Leave out the pictures and repeat every record exactly.

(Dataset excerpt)
***
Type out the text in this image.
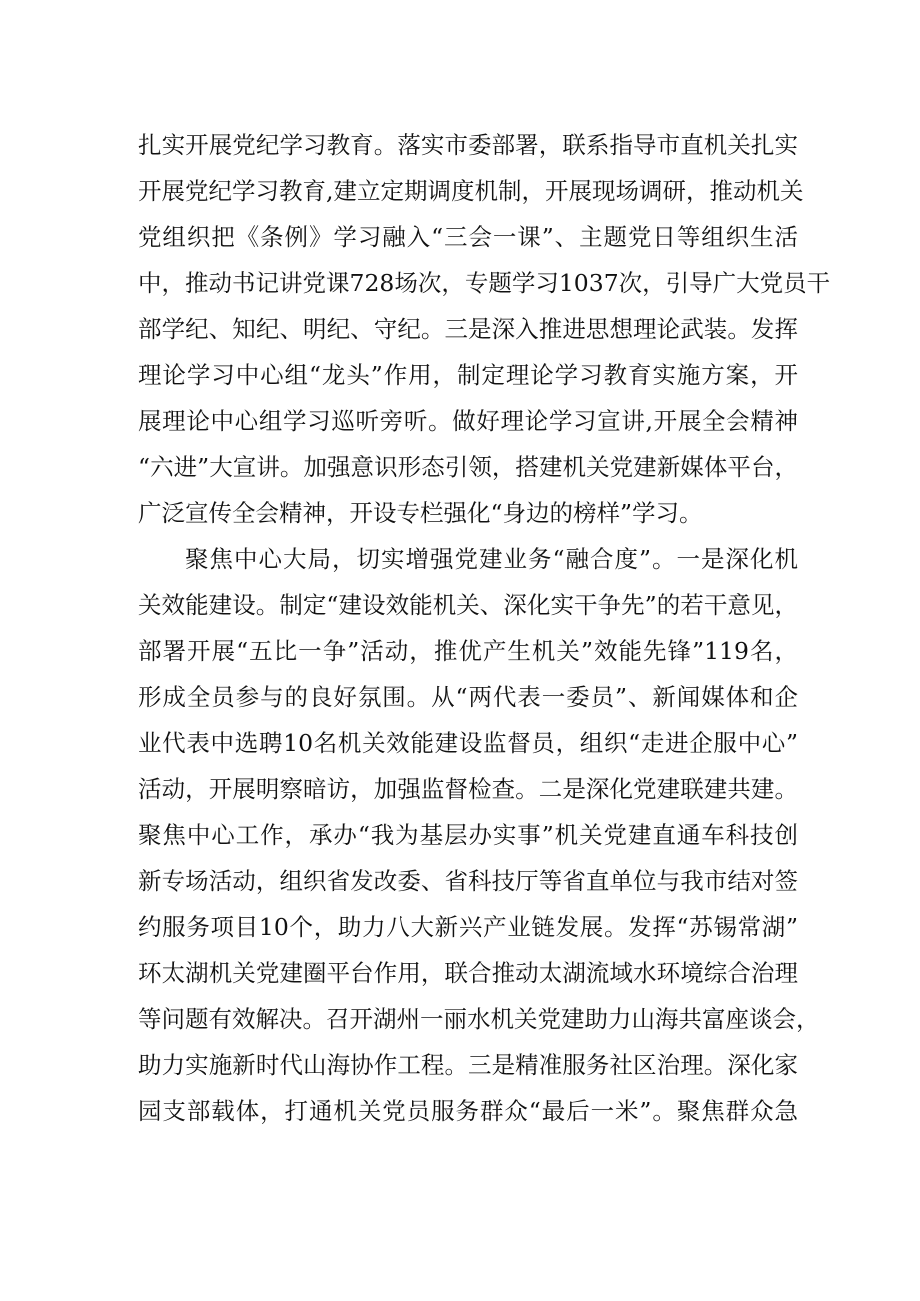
扎实开展党纪学习教育。落实市委部署，联系指导市直机关扎实
开展党纪学习教育,建立定期调度机制，开展现场调研，推动机关
党组织把《条例》学习融入“三会一课”、主题党日等组织生活
中，推动书记讲党课728场次，专题学习1037次，引导广大党员干
部学纪、知纪、明纪、守纪。三是深入推进思想理论武装。发挥
理论学习中心组“龙头”作用，制定理论学习教育实施方案，开
展理论中心组学习巡听旁听。做好理论学习宣讲,开展全会精神
“六进”大宣讲。加强意识形态引领，搭建机关党建新媒体平台，
广泛宣传全会精神，开设专栏强化“身边的榜样”学习。
聚焦中心大局，切实增强党建业务“融合度”。一是深化机
关效能建设。制定“建设效能机关、深化实干争先”的若干意见，
部署开展“五比一争”活动，推优产生机关”效能先锋”119名，
形成全员参与的良好氛围。从“两代表一委员”、新闻媒体和企
业代表中选聘10名机关效能建设监督员，组织“走进企服中心”
活动，开展明察暗访，加强监督检查。二是深化党建联建共建。
聚焦中心工作，承办“我为基层办实事”机关党建直通车科技创
新专场活动，组织省发改委、省科技厅等省直单位与我市结对签
约服务项目10个，助力八大新兴产业链发展。发挥“苏锡常湖”
环太湖机关党建圈平台作用，联合推动太湖流域水环境综合治理
等问题有效解决。召开湖州一丽水机关党建助力山海共富座谈会，
助力实施新时代山海协作工程。三是精准服务社区治理。深化家
园支部载体，打通机关党员服务群众“最后一米”。聚焦群众急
***
Expected answer:
Type out the text in this image.
扎实开展党纪学习教育。落实市委部署，联系指导市直机关扎实
开展党纪学习教育,建立定期调度机制，开展现场调研，推动机关
党组织把《条例》学习融入“三会一课”、主题党日等组织生活
中，推动书记讲党课728场次，专题学习1037次，引导广大党员干
部学纪、知纪、明纪、守纪。三是深入推进思想理论武装。发挥
理论学习中心组“龙头”作用，制定理论学习教育实施方案，开
展理论中心组学习巡听旁听。做好理论学习宣讲,开展全会精神
“六进”大宣讲。加强意识形态引领，搭建机关党建新媒体平台，
广泛宣传全会精神，开设专栏强化“身边的榜样”学习。
聚焦中心大局，切实增强党建业务“融合度”。一是深化机
关效能建设。制定“建设效能机关、深化实干争先”的若干意见，
部署开展“五比一争”活动，推优产生机关”效能先锋”119名，
形成全员参与的良好氛围。从“两代表一委员”、新闻媒体和企
业代表中选聘10名机关效能建设监督员，组织“走进企服中心”
活动，开展明察暗访，加强监督检查。二是深化党建联建共建。
聚焦中心工作，承办“我为基层办实事”机关党建直通车科技创
新专场活动，组织省发改委、省科技厅等省直单位与我市结对签
约服务项目10个，助力八大新兴产业链发展。发挥“苏锡常湖”
环太湖机关党建圈平台作用，联合推动太湖流域水环境综合治理
等问题有效解决。召开湖州一丽水机关党建助力山海共富座谈会，
助力实施新时代山海协作工程。三是精准服务社区治理。深化家
园支部载体，打通机关党员服务群众“最后一米”。聚焦群众急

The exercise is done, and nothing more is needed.